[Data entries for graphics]
○ ○ ○ ○
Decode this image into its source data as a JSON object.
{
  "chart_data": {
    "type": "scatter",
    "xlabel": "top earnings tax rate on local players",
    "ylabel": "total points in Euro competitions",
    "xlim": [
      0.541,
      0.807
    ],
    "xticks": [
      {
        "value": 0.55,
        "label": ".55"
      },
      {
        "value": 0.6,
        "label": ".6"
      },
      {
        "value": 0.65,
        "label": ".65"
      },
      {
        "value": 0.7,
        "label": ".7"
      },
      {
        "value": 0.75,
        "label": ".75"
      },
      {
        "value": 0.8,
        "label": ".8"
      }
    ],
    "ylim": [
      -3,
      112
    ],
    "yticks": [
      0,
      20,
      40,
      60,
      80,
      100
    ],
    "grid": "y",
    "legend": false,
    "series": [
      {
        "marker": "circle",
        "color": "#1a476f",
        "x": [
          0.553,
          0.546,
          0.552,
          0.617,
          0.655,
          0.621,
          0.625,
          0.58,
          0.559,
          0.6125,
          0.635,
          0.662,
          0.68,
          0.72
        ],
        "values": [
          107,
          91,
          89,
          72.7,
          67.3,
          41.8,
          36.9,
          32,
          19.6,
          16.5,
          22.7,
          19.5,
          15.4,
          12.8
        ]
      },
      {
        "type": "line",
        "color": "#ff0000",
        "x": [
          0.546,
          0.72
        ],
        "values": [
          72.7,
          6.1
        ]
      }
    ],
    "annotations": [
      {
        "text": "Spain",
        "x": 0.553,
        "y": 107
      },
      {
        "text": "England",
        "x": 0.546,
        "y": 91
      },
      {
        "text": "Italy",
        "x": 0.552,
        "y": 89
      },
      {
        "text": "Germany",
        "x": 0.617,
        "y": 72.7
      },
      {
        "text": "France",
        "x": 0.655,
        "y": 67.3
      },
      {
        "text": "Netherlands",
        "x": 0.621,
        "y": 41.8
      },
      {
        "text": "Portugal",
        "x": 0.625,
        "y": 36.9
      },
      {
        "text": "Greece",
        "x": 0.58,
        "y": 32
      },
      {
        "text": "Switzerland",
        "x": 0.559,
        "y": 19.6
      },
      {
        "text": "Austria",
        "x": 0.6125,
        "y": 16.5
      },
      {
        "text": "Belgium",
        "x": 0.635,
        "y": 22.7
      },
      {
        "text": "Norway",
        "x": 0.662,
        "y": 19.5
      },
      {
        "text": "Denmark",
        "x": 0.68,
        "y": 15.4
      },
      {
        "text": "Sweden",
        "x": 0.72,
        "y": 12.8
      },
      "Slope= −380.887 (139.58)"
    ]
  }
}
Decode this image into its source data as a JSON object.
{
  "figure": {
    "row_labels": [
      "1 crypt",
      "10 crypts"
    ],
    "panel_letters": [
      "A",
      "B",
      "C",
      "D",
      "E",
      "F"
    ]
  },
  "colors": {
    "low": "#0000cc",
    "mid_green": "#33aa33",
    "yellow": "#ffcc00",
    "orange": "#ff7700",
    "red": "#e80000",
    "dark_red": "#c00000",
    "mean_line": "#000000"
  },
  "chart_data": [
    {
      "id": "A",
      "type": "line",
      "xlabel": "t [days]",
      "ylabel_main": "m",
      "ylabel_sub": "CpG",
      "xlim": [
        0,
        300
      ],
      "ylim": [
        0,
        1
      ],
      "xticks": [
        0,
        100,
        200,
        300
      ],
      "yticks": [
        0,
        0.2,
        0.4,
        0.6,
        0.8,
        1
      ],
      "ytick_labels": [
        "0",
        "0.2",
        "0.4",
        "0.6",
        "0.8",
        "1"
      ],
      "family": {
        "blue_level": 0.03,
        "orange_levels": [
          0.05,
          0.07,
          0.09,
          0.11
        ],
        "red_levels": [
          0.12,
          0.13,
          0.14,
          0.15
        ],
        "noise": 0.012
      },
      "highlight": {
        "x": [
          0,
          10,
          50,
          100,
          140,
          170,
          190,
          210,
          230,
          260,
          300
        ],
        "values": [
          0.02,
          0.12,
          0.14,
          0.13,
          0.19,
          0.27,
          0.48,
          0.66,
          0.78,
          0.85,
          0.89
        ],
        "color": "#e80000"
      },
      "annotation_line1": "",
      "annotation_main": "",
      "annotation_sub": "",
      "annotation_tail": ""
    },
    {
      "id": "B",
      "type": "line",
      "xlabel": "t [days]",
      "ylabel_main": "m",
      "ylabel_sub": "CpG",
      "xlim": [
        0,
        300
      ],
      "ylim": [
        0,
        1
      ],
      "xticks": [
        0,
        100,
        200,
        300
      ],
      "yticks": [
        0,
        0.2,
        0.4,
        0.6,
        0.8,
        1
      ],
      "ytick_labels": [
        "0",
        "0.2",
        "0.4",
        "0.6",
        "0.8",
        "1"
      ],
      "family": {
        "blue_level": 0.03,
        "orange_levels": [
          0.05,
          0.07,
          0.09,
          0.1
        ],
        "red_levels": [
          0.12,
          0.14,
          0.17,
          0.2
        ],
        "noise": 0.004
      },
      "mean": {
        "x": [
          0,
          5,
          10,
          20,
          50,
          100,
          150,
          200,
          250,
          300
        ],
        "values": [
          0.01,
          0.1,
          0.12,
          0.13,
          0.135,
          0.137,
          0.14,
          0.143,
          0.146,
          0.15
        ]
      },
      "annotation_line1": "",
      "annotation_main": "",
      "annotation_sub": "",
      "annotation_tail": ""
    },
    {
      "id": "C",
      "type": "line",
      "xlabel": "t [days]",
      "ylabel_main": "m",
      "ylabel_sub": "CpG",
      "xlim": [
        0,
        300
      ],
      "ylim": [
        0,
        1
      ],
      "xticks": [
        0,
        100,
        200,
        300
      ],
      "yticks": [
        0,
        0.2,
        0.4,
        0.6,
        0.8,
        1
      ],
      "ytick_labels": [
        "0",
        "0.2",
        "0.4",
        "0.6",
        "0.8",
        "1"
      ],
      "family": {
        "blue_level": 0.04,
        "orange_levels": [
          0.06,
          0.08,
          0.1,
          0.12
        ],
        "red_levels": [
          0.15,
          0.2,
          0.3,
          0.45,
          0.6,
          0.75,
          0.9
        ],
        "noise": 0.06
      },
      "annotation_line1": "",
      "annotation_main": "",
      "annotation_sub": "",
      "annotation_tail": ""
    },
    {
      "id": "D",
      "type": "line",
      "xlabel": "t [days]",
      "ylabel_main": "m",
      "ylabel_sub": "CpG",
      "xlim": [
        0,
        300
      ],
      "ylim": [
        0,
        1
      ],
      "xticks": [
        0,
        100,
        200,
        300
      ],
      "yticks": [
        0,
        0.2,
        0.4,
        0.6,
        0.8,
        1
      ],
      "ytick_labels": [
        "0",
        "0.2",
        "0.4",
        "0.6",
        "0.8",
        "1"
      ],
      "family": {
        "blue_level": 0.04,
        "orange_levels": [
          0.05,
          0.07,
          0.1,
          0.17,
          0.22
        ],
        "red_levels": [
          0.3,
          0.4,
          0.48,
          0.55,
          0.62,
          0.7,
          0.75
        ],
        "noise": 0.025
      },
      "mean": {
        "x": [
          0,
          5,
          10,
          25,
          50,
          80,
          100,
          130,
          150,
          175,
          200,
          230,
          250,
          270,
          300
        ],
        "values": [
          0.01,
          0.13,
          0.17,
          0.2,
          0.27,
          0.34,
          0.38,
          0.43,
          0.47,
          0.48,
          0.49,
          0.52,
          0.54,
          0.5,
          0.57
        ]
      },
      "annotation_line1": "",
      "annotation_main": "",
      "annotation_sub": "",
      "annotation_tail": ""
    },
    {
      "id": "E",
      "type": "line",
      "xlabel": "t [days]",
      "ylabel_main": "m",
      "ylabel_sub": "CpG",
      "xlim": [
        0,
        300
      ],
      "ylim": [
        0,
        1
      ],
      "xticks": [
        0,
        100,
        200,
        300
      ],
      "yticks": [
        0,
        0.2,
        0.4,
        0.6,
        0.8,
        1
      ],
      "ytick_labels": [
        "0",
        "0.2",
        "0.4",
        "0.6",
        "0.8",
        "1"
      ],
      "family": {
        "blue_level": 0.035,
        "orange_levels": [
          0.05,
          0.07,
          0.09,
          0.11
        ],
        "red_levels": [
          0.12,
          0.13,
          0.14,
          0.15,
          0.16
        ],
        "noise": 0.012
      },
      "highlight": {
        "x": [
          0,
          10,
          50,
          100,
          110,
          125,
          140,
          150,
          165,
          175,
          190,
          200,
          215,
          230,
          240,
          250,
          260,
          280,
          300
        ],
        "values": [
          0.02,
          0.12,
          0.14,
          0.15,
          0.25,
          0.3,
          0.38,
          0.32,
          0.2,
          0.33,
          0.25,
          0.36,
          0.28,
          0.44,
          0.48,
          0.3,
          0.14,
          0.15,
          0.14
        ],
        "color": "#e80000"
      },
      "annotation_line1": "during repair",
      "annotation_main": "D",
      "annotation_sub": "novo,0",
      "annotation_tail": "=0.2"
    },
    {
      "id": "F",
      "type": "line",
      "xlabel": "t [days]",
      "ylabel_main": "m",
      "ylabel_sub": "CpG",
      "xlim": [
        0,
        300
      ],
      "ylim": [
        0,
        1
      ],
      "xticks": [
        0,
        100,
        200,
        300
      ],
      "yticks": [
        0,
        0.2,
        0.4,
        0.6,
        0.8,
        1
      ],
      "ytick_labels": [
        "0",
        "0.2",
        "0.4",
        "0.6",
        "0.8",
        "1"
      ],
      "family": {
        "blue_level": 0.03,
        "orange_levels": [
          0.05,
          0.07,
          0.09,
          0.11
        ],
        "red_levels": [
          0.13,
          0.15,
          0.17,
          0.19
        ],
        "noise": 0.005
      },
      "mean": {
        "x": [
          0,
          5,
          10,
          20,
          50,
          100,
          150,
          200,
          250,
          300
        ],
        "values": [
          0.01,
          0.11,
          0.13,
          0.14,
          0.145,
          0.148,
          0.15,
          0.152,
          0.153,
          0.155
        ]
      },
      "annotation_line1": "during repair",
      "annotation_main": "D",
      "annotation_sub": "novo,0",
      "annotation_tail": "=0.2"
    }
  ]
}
○ ○ ○ ○
Exercise:
Select every line in the records above that contains the word "noise".

The reply:
        "noise": 0.012
        "noise": 0.004
        "noise": 0.06
        "noise": 0.025
        "noise": 0.012
        "noise": 0.005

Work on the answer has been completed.